* [WORK INSTRUCTIONS]: Pull out every line below that contains the word "просто".

* [RECORD EXCERPTS]:
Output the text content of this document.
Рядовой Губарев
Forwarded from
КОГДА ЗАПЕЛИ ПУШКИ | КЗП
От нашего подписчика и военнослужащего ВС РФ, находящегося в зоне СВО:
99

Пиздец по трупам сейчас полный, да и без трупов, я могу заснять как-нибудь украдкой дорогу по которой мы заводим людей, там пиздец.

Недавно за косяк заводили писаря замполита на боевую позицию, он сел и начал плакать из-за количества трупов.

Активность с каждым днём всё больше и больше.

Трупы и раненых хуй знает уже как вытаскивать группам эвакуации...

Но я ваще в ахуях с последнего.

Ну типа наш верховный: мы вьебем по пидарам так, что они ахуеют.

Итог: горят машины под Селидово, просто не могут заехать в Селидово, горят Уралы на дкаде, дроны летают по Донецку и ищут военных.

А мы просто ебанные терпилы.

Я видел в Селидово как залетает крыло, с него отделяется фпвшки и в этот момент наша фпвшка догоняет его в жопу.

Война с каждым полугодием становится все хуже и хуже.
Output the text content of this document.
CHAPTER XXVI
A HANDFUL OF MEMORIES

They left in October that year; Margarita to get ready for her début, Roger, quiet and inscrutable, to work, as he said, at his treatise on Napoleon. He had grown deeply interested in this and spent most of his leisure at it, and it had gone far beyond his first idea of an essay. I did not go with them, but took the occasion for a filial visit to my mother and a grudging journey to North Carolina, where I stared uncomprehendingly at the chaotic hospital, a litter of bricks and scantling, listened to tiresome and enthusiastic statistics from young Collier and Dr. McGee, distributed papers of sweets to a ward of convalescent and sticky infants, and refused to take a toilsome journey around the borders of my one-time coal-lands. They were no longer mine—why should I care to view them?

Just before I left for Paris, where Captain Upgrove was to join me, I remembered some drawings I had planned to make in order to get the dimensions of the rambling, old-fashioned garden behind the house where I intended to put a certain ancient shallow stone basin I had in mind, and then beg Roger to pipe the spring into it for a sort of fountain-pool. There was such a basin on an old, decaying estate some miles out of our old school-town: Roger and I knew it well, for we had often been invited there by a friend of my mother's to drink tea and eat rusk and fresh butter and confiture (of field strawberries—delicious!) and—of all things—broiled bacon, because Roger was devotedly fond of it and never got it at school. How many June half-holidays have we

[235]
* * *
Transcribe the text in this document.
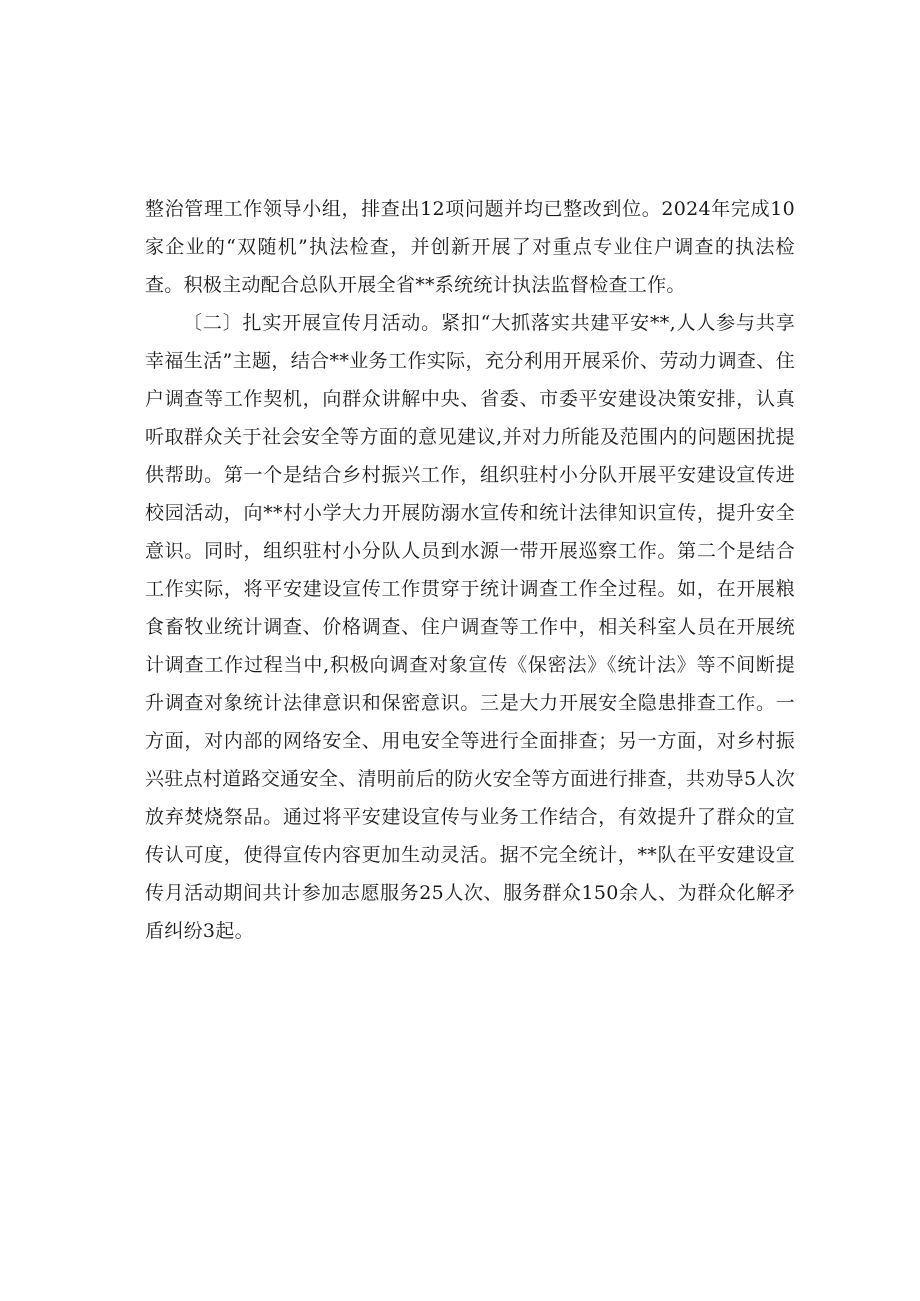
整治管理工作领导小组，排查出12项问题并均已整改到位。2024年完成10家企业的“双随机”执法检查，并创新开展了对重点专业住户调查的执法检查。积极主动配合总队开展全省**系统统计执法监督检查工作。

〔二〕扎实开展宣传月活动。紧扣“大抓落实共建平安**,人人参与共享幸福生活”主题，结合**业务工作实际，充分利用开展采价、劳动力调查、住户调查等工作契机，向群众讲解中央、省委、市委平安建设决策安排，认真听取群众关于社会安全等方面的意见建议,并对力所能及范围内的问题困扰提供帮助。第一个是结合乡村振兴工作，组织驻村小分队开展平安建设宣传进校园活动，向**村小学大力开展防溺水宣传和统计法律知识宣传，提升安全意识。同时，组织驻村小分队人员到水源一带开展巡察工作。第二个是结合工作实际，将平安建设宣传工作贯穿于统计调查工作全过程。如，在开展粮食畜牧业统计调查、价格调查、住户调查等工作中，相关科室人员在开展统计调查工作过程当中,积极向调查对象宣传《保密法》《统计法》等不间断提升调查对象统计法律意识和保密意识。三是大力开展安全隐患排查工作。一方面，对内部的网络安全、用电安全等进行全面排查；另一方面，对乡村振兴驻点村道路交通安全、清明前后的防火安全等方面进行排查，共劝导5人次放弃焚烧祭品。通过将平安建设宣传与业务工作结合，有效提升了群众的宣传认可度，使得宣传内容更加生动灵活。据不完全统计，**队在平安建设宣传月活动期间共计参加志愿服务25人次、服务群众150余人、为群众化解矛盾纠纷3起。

* [RESULT FOR THIS EXERCISE]:
Итог: горят машины под Селидово, просто не могут заехать в Селидово, горят Уралы на дкаде, дроны летают по Донецку и ищут военных.
А мы просто ебанные терпилы.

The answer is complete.